_TASK OBJECTIVE_: Extract every line from the records below that contains the word "South".

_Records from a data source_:
+---+

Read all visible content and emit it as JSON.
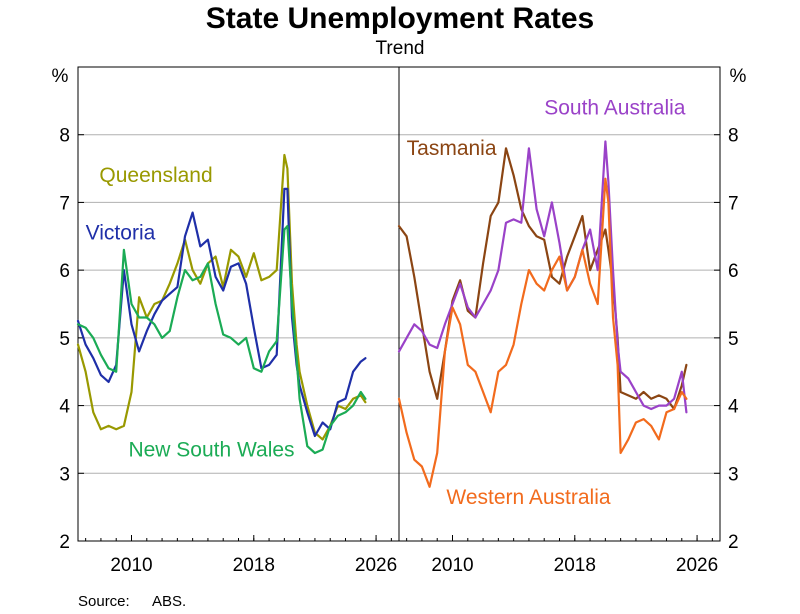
{
  "chart_data": [
    {
      "type": "line",
      "title": "State Unemployment Rates",
      "subtitle": "Trend",
      "panel": "left",
      "ylabel": "%",
      "ylim": [
        2,
        9
      ],
      "yticks": [
        2,
        3,
        4,
        5,
        6,
        7,
        8
      ],
      "xlim": [
        2006.5,
        2027.5
      ],
      "xticks": [
        2010,
        2018,
        2026
      ],
      "grid": true,
      "series": [
        {
          "name": "Queensland",
          "color": "#999900",
          "label_year": 2007.9,
          "label_value": 7.3,
          "x": [
            2006.5,
            2007,
            2007.5,
            2008,
            2008.5,
            2009,
            2009.5,
            2010,
            2010.5,
            2011,
            2011.5,
            2012,
            2012.5,
            2013,
            2013.5,
            2014,
            2014.5,
            2015,
            2015.5,
            2016,
            2016.5,
            2017,
            2017.5,
            2018,
            2018.5,
            2019,
            2019.5,
            2020,
            2020.2,
            2020.5,
            2020.8,
            2021,
            2021.5,
            2022,
            2022.5,
            2023,
            2023.5,
            2024,
            2024.5,
            2025,
            2025.3
          ],
          "values": [
            4.9,
            4.5,
            3.9,
            3.65,
            3.7,
            3.65,
            3.7,
            4.2,
            5.6,
            5.3,
            5.5,
            5.55,
            5.8,
            6.1,
            6.45,
            6.0,
            5.8,
            6.1,
            6.2,
            5.75,
            6.3,
            6.2,
            5.9,
            6.25,
            5.85,
            5.9,
            6.0,
            7.7,
            7.5,
            5.8,
            4.9,
            4.5,
            4.0,
            3.6,
            3.5,
            3.7,
            4.0,
            3.95,
            4.1,
            4.15,
            4.05
          ]
        },
        {
          "name": "Victoria",
          "color": "#1f2fa8",
          "label_year": 2007.0,
          "label_value": 6.45,
          "x": [
            2006.5,
            2007,
            2007.5,
            2008,
            2008.5,
            2009,
            2009.5,
            2010,
            2010.5,
            2011,
            2011.5,
            2012,
            2012.5,
            2013,
            2013.5,
            2014,
            2014.5,
            2015,
            2015.5,
            2016,
            2016.5,
            2017,
            2017.5,
            2018,
            2018.5,
            2019,
            2019.5,
            2020,
            2020.2,
            2020.5,
            2020.8,
            2021,
            2021.5,
            2022,
            2022.5,
            2023,
            2023.5,
            2024,
            2024.5,
            2025,
            2025.3
          ],
          "values": [
            5.25,
            4.9,
            4.7,
            4.45,
            4.35,
            4.6,
            6.0,
            5.2,
            4.8,
            5.1,
            5.35,
            5.55,
            5.65,
            5.75,
            6.5,
            6.85,
            6.35,
            6.45,
            5.9,
            5.7,
            6.05,
            6.1,
            5.8,
            5.15,
            4.55,
            4.6,
            4.75,
            7.2,
            7.2,
            5.3,
            4.6,
            4.3,
            3.9,
            3.55,
            3.75,
            3.65,
            4.05,
            4.1,
            4.5,
            4.65,
            4.7
          ]
        },
        {
          "name": "New South Wales",
          "color": "#1bab55",
          "label_year": 2009.8,
          "label_value": 3.25,
          "x": [
            2006.5,
            2007,
            2007.5,
            2008,
            2008.5,
            2009,
            2009.5,
            2010,
            2010.5,
            2011,
            2011.5,
            2012,
            2012.5,
            2013,
            2013.5,
            2014,
            2014.5,
            2015,
            2015.5,
            2016,
            2016.5,
            2017,
            2017.5,
            2018,
            2018.5,
            2019,
            2019.5,
            2020,
            2020.2,
            2020.5,
            2020.8,
            2021,
            2021.5,
            2022,
            2022.5,
            2023,
            2023.5,
            2024,
            2024.5,
            2025,
            2025.3
          ],
          "values": [
            5.2,
            5.15,
            5.0,
            4.75,
            4.55,
            4.5,
            6.3,
            5.5,
            5.3,
            5.3,
            5.2,
            5.0,
            5.1,
            5.6,
            6.0,
            5.85,
            5.9,
            6.1,
            5.5,
            5.05,
            5.0,
            4.9,
            5.0,
            4.55,
            4.5,
            4.8,
            4.95,
            6.6,
            6.65,
            5.5,
            4.7,
            4.1,
            3.4,
            3.3,
            3.35,
            3.7,
            3.85,
            3.9,
            4.0,
            4.2,
            4.1
          ]
        }
      ]
    },
    {
      "type": "line",
      "panel": "right",
      "ylabel": "%",
      "ylim": [
        2,
        9
      ],
      "yticks": [
        2,
        3,
        4,
        5,
        6,
        7,
        8
      ],
      "xlim": [
        2006.5,
        2027.5
      ],
      "xticks": [
        2010,
        2018,
        2026
      ],
      "grid": true,
      "series": [
        {
          "name": "Tasmania",
          "color": "#8b4513",
          "label_year": 2007.0,
          "label_value": 7.7,
          "x": [
            2006.5,
            2007,
            2007.5,
            2008,
            2008.5,
            2009,
            2009.5,
            2010,
            2010.5,
            2011,
            2011.5,
            2012,
            2012.5,
            2013,
            2013.5,
            2014,
            2014.5,
            2015,
            2015.5,
            2016,
            2016.5,
            2017,
            2017.5,
            2018,
            2018.5,
            2019,
            2019.5,
            2020,
            2020.2,
            2020.5,
            2020.8,
            2021,
            2021.5,
            2022,
            2022.5,
            2023,
            2023.5,
            2024,
            2024.5,
            2025,
            2025.3
          ],
          "values": [
            6.65,
            6.5,
            5.9,
            5.2,
            4.5,
            4.1,
            4.8,
            5.55,
            5.85,
            5.4,
            5.3,
            6.1,
            6.8,
            7.0,
            7.8,
            7.4,
            6.9,
            6.65,
            6.5,
            6.45,
            5.9,
            5.8,
            6.2,
            6.5,
            6.8,
            6.0,
            6.3,
            6.6,
            6.3,
            5.8,
            5.0,
            4.2,
            4.15,
            4.1,
            4.2,
            4.1,
            4.15,
            4.1,
            3.95,
            4.3,
            4.6
          ]
        },
        {
          "name": "South Australia",
          "color": "#9a42c8",
          "label_year": 2016.0,
          "label_value": 8.3,
          "x": [
            2006.5,
            2007,
            2007.5,
            2008,
            2008.5,
            2009,
            2009.5,
            2010,
            2010.5,
            2011,
            2011.5,
            2012,
            2012.5,
            2013,
            2013.5,
            2014,
            2014.5,
            2015,
            2015.5,
            2016,
            2016.5,
            2017,
            2017.5,
            2018,
            2018.5,
            2019,
            2019.5,
            2020,
            2020.2,
            2020.5,
            2020.8,
            2021,
            2021.5,
            2022,
            2022.5,
            2023,
            2023.5,
            2024,
            2024.5,
            2025,
            2025.3
          ],
          "values": [
            4.8,
            5.0,
            5.2,
            5.1,
            4.9,
            4.85,
            5.2,
            5.5,
            5.8,
            5.45,
            5.3,
            5.5,
            5.7,
            6.0,
            6.7,
            6.75,
            6.7,
            7.8,
            6.9,
            6.5,
            7.0,
            6.4,
            5.7,
            5.9,
            6.3,
            6.6,
            6.0,
            7.9,
            7.3,
            6.0,
            4.9,
            4.5,
            4.4,
            4.2,
            4.0,
            3.95,
            4.0,
            4.0,
            4.1,
            4.5,
            3.9
          ]
        },
        {
          "name": "Western Australia",
          "color": "#f26b1d",
          "label_year": 2009.6,
          "label_value": 2.55,
          "x": [
            2006.5,
            2007,
            2007.5,
            2008,
            2008.5,
            2009,
            2009.5,
            2010,
            2010.5,
            2011,
            2011.5,
            2012,
            2012.5,
            2013,
            2013.5,
            2014,
            2014.5,
            2015,
            2015.5,
            2016,
            2016.5,
            2017,
            2017.5,
            2018,
            2018.5,
            2019,
            2019.5,
            2020,
            2020.2,
            2020.5,
            2020.8,
            2021,
            2021.5,
            2022,
            2022.5,
            2023,
            2023.5,
            2024,
            2024.5,
            2025,
            2025.3
          ],
          "values": [
            4.1,
            3.6,
            3.2,
            3.1,
            2.8,
            3.3,
            4.8,
            5.45,
            5.2,
            4.6,
            4.5,
            4.2,
            3.9,
            4.5,
            4.6,
            4.9,
            5.5,
            6.0,
            5.8,
            5.7,
            6.0,
            6.2,
            5.7,
            5.9,
            6.3,
            5.8,
            5.5,
            7.35,
            7.0,
            5.3,
            4.6,
            3.3,
            3.5,
            3.75,
            3.8,
            3.7,
            3.5,
            3.9,
            3.95,
            4.2,
            4.1
          ]
        }
      ]
    }
  ],
  "source": {
    "label": "Source:",
    "value": "ABS."
  }
}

+---+

_OUTPUT BELOW_:
          "name": "New South Wales",
          "name": "South Australia",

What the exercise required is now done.